## Exercise description
For the copy, please give all of the data again exactly and leave the pictures out.

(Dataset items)
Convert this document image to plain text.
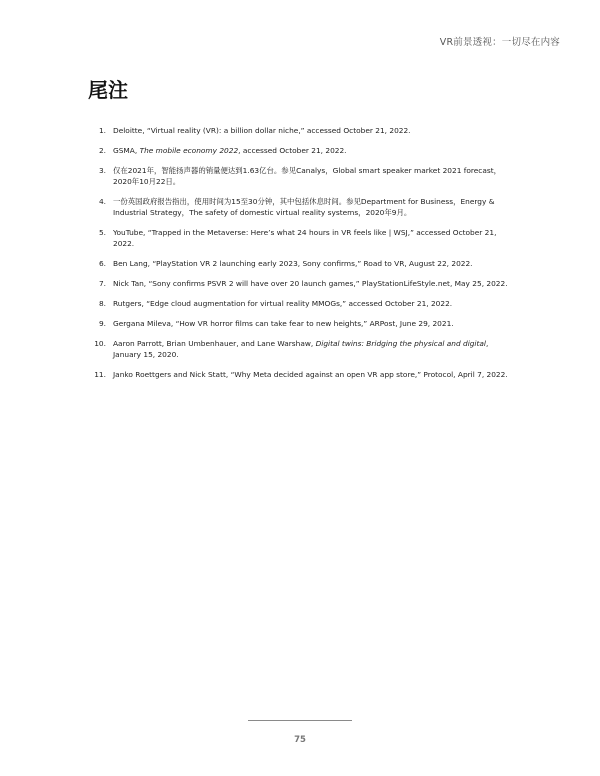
VR前景透视：一切尽在内容
尾注
1. Deloitte, “Virtual reality (VR): a billion dollar niche,” accessed October 21, 2022.
2. GSMA, The mobile economy 2022, accessed October 21, 2022.
3. 仅在2021年，智能扬声器的销量便达到1.63亿台。参见Canalys，Global smart speaker market 2021 forecast，2020年10月22日。
4. 一份英国政府报告指出，使用时间为15至30分钟，其中包括休息时间。参见Department for Business，Energy & Industrial Strategy，The safety of domestic virtual reality systems，2020年9月。
5. YouTube, “Trapped in the Metaverse: Here’s what 24 hours in VR feels like | WSJ,” accessed October 21, 2022.
6. Ben Lang, “PlayStation VR 2 launching early 2023, Sony confirms,” Road to VR, August 22, 2022.
7. Nick Tan, “Sony confirms PSVR 2 will have over 20 launch games,” PlayStationLifeStyle.net, May 25, 2022.
8. Rutgers, “Edge cloud augmentation for virtual reality MMOGs,” accessed October 21, 2022.
9. Gergana Mileva, “How VR horror films can take fear to new heights,” ARPost, June 29, 2021.
10. Aaron Parrott, Brian Umbenhauer, and Lane Warshaw, Digital twins: Bridging the physical and digital, January 15, 2020.
11. Janko Roettgers and Nick Statt, “Why Meta decided against an open VR app store,” Protocol, April 7, 2022.
75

## Written answer
Convert this document image to plain text.
VR前景透视：一切尽在内容
尾注
1. Deloitte, “Virtual reality (VR): a billion dollar niche,” accessed October 21, 2022.
2. GSMA, The mobile economy 2022, accessed October 21, 2022.
3. 仅在2021年，智能扬声器的销量便达到1.63亿台。参见Canalys，Global smart speaker market 2021 forecast，2020年10月22日。
4. 一份英国政府报告指出，使用时间为15至30分钟，其中包括休息时间。参见Department for Business，Energy & Industrial Strategy，The safety of domestic virtual reality systems，2020年9月。
5. YouTube, “Trapped in the Metaverse: Here’s what 24 hours in VR feels like | WSJ,” accessed October 21, 2022.
6. Ben Lang, “PlayStation VR 2 launching early 2023, Sony confirms,” Road to VR, August 22, 2022.
7. Nick Tan, “Sony confirms PSVR 2 will have over 20 launch games,” PlayStationLifeStyle.net, May 25, 2022.
8. Rutgers, “Edge cloud augmentation for virtual reality MMOGs,” accessed October 21, 2022.
9. Gergana Mileva, “How VR horror films can take fear to new heights,” ARPost, June 29, 2021.
10. Aaron Parrott, Brian Umbenhauer, and Lane Warshaw, Digital twins: Bridging the physical and digital, January 15, 2020.
11. Janko Roettgers and Nick Statt, “Why Meta decided against an open VR app store,” Protocol, April 7, 2022.
75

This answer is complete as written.